Exercise instructions: Please report every line from the material that contains the word "mant".

[Begin Data supplied]

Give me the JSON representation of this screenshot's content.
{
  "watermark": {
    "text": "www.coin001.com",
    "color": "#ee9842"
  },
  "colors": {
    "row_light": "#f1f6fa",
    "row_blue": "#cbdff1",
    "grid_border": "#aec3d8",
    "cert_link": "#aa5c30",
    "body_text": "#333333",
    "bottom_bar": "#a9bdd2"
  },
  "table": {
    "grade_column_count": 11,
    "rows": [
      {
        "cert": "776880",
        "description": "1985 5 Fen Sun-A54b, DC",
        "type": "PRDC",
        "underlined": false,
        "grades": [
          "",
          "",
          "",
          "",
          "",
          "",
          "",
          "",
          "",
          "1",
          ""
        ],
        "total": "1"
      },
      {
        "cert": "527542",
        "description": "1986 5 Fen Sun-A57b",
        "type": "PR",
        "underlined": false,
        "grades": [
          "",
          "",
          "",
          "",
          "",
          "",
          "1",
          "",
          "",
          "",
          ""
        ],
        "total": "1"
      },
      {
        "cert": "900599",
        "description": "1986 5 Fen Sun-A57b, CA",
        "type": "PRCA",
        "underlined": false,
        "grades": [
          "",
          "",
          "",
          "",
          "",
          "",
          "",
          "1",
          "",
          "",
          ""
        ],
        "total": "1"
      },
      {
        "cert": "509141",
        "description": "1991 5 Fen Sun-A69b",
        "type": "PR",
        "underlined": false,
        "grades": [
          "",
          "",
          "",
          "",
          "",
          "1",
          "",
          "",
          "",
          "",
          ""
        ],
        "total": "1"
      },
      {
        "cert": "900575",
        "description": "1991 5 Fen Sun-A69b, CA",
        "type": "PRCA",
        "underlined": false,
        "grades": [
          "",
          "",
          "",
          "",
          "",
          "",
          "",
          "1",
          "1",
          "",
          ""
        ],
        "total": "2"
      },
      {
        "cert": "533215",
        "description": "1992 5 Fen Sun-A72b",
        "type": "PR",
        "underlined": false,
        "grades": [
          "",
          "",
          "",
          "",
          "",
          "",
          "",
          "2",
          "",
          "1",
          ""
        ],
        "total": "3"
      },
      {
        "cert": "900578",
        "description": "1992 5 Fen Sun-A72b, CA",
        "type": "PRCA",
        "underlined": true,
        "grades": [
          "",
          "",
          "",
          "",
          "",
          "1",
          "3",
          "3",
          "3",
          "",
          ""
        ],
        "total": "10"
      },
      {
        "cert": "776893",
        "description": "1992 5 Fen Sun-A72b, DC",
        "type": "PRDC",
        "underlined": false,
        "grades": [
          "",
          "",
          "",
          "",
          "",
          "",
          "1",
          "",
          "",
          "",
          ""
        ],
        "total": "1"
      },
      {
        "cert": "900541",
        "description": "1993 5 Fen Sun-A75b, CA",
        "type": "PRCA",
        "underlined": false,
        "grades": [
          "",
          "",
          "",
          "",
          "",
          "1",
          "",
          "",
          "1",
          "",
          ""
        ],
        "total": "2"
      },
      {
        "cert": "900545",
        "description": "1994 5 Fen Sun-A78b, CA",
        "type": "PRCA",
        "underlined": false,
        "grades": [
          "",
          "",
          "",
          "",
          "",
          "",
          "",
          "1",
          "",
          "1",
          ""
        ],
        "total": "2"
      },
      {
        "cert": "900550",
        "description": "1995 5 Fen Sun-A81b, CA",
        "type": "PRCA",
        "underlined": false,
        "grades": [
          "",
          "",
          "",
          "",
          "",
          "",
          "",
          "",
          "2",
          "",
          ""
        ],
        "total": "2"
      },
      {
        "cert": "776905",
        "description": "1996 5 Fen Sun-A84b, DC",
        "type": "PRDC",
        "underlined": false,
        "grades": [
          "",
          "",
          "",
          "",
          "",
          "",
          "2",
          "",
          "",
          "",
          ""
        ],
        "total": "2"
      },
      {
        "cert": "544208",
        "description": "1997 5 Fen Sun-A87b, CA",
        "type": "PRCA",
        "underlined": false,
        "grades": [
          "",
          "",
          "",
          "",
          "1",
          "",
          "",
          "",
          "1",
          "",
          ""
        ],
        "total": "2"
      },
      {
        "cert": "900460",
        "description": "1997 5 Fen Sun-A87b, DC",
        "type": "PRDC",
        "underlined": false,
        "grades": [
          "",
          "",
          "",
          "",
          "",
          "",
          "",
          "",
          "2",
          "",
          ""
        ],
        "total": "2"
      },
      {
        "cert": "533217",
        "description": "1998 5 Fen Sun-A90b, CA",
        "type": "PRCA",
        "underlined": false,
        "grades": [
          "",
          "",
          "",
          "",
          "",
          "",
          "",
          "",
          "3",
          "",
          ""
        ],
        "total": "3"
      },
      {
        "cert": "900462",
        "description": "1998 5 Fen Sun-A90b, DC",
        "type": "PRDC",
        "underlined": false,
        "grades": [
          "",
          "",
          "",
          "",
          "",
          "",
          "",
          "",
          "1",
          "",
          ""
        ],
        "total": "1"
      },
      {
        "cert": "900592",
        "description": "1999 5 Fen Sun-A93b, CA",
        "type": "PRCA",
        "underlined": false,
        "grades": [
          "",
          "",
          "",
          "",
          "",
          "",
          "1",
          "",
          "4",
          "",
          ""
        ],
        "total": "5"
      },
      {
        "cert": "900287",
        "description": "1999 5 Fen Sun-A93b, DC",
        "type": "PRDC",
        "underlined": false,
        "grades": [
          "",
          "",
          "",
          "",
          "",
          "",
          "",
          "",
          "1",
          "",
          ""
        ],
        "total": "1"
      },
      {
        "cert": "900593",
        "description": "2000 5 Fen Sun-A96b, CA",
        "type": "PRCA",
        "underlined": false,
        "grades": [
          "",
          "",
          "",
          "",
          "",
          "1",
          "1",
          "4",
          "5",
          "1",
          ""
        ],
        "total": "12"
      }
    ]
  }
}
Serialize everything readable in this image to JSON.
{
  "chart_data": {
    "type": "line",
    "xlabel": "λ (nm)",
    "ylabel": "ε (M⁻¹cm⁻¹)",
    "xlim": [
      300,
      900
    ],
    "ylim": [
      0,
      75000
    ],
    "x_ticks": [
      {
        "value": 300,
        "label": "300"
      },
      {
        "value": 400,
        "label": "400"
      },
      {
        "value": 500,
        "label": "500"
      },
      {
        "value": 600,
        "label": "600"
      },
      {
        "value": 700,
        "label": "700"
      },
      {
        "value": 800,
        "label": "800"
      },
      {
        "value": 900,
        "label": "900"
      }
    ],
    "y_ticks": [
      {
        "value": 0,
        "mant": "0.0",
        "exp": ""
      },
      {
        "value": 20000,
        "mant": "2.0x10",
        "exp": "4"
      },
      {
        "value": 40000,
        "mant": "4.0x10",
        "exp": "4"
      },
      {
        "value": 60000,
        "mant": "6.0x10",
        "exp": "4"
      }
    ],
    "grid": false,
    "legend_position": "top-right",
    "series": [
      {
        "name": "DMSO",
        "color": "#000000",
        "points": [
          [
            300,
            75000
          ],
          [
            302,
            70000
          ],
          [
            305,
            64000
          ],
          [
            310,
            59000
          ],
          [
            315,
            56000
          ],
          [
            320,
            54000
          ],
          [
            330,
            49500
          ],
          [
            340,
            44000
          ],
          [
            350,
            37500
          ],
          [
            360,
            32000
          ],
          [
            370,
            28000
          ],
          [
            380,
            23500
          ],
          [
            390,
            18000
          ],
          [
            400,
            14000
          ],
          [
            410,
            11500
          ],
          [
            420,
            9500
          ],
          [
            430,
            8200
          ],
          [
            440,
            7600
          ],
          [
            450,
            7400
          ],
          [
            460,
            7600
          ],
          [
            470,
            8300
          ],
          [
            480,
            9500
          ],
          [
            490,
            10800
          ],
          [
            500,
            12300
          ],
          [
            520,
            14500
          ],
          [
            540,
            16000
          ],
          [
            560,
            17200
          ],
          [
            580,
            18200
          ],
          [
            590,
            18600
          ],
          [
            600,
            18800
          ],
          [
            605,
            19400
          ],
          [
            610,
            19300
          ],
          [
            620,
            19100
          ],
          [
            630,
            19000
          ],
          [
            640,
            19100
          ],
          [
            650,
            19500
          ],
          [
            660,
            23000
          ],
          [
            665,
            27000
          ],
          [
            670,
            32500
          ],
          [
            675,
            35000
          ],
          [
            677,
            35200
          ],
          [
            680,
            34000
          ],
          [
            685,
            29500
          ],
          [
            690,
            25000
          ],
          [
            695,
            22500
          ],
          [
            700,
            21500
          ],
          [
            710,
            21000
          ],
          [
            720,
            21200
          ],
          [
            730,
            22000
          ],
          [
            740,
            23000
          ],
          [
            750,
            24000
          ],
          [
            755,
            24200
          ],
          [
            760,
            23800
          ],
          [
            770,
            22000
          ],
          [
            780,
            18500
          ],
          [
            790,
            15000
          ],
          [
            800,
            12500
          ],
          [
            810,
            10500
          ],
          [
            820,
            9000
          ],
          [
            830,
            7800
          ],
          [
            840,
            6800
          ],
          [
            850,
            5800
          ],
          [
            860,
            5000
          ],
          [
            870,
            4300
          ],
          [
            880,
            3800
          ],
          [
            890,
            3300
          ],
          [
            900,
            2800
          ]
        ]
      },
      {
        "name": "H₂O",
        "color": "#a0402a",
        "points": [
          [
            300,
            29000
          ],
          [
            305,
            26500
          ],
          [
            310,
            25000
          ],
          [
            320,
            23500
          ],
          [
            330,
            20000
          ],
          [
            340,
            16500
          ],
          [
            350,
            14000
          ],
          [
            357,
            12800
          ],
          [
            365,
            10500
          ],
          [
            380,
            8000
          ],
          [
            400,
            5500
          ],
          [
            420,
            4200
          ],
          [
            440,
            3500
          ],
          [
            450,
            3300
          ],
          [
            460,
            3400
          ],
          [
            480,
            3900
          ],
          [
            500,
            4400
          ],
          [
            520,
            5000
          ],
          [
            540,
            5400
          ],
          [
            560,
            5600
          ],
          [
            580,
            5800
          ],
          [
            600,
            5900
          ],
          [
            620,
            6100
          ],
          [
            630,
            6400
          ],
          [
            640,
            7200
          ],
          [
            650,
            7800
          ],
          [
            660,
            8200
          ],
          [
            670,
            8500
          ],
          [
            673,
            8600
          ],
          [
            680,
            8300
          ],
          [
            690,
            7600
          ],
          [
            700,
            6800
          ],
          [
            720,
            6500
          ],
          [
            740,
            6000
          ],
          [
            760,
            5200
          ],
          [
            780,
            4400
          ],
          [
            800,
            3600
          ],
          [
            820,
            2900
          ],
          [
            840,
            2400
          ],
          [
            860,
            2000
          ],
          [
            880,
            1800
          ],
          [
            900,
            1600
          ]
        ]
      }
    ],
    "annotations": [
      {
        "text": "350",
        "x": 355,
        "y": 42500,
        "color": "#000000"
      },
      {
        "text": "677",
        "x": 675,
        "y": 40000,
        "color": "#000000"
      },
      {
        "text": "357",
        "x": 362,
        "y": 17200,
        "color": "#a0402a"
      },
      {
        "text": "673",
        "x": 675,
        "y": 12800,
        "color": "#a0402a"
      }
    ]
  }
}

[End Data supplied]

Task response:
        "mant": "0.0",
        "mant": "2.0x10",
        "mant": "4.0x10",
        "mant": "6.0x10",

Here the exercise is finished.